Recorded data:
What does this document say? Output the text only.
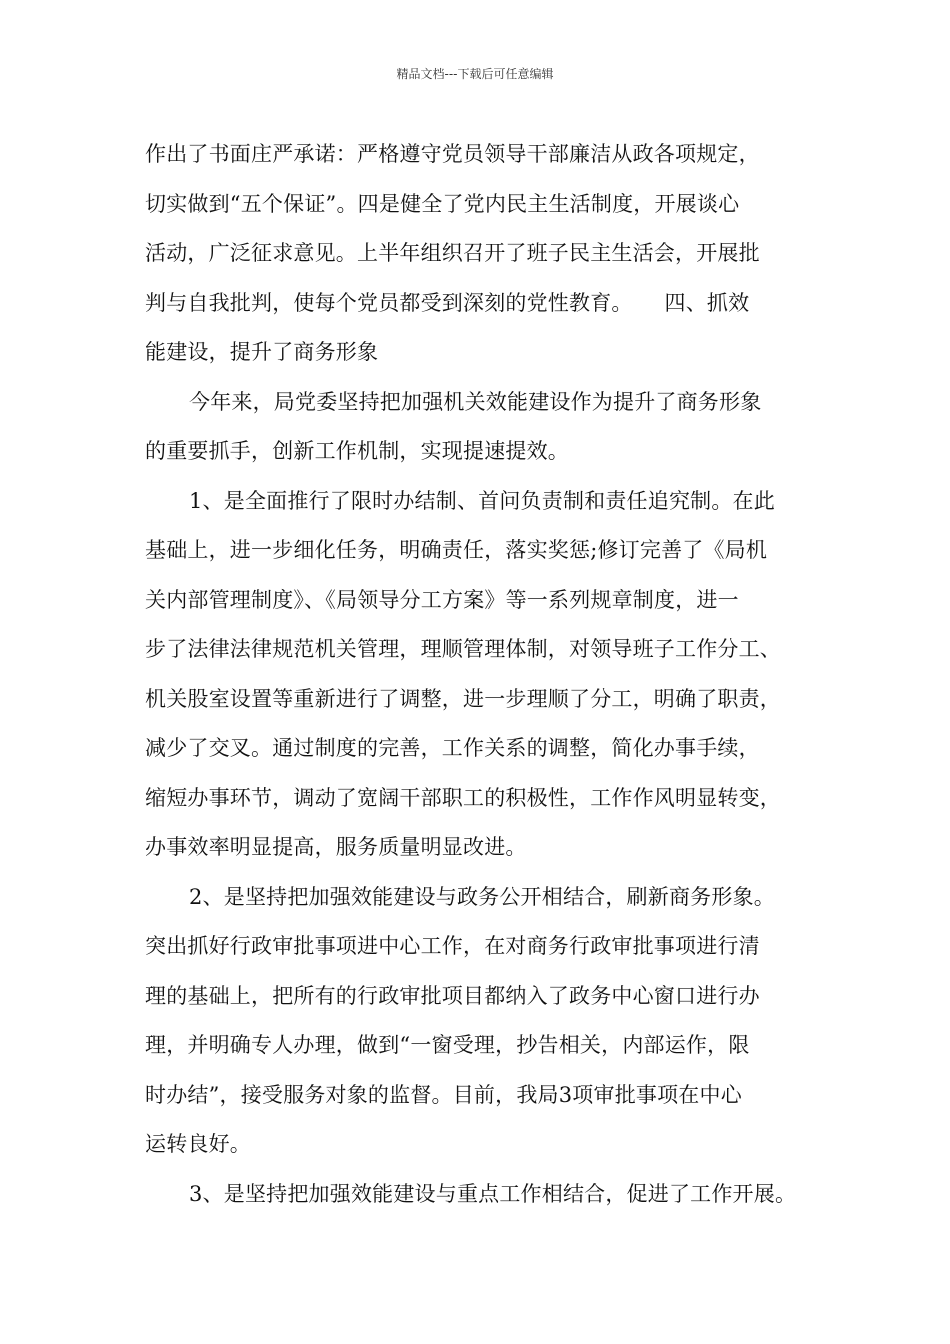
精品文档---下载后可任意编辑
作出了书面庄严承诺：严格遵守党员领导干部廉洁从政各项规定，
切实做到“五个保证”。四是健全了党内民主生活制度，开展谈心
活动，广泛征求意见。上半年组织召开了班子民主生活会，开展批
判与自我批判，使每个党员都受到深刻的党性教育。　　四、抓效
能建设，提升了商务形象
今年来，局党委坚持把加强机关效能建设作为提升了商务形象
的重要抓手，创新工作机制，实现提速提效。
1、是全面推行了限时办结制、首问负责制和责任追究制。在此
基础上，进一步细化任务，明确责任，落实奖惩;修订完善了《局机
关内部管理制度》、《局领导分工方案》等一系列规章制度，进一
步了法律法律规范机关管理，理顺管理体制，对领导班子工作分工、
机关股室设置等重新进行了调整，进一步理顺了分工，明确了职责，
减少了交叉。通过制度的完善，工作关系的调整，简化办事手续，
缩短办事环节，调动了宽阔干部职工的积极性，工作作风明显转变，
办事效率明显提高，服务质量明显改进。
2、是坚持把加强效能建设与政务公开相结合，刷新商务形象。
突出抓好行政审批事项进中心工作，在对商务行政审批事项进行清
理的基础上，把所有的行政审批项目都纳入了政务中心窗口进行办
理，并明确专人办理，做到“一窗受理，抄告相关，内部运作，限
时办结”，接受服务对象的监督。目前，我局3项审批事项在中心
运转良好。
3、是坚持把加强效能建设与重点工作相结合，促进了工作开展。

*Instructions for the task*: Each entry above is to be written out again unchanged, apart from the pictures, which are left out.

*Complete answer*:
What does this document say? Output the text only.
精品文档---下载后可任意编辑
作出了书面庄严承诺：严格遵守党员领导干部廉洁从政各项规定，
切实做到“五个保证”。四是健全了党内民主生活制度，开展谈心
活动，广泛征求意见。上半年组织召开了班子民主生活会，开展批
判与自我批判，使每个党员都受到深刻的党性教育。　　四、抓效
能建设，提升了商务形象
今年来，局党委坚持把加强机关效能建设作为提升了商务形象
的重要抓手，创新工作机制，实现提速提效。
1、是全面推行了限时办结制、首问负责制和责任追究制。在此
基础上，进一步细化任务，明确责任，落实奖惩;修订完善了《局机
关内部管理制度》、《局领导分工方案》等一系列规章制度，进一
步了法律法律规范机关管理，理顺管理体制，对领导班子工作分工、
机关股室设置等重新进行了调整，进一步理顺了分工，明确了职责，
减少了交叉。通过制度的完善，工作关系的调整，简化办事手续，
缩短办事环节，调动了宽阔干部职工的积极性，工作作风明显转变，
办事效率明显提高，服务质量明显改进。
2、是坚持把加强效能建设与政务公开相结合，刷新商务形象。
突出抓好行政审批事项进中心工作，在对商务行政审批事项进行清
理的基础上，把所有的行政审批项目都纳入了政务中心窗口进行办
理，并明确专人办理，做到“一窗受理，抄告相关，内部运作，限
时办结”，接受服务对象的监督。目前，我局3项审批事项在中心
运转良好。
3、是坚持把加强效能建设与重点工作相结合，促进了工作开展。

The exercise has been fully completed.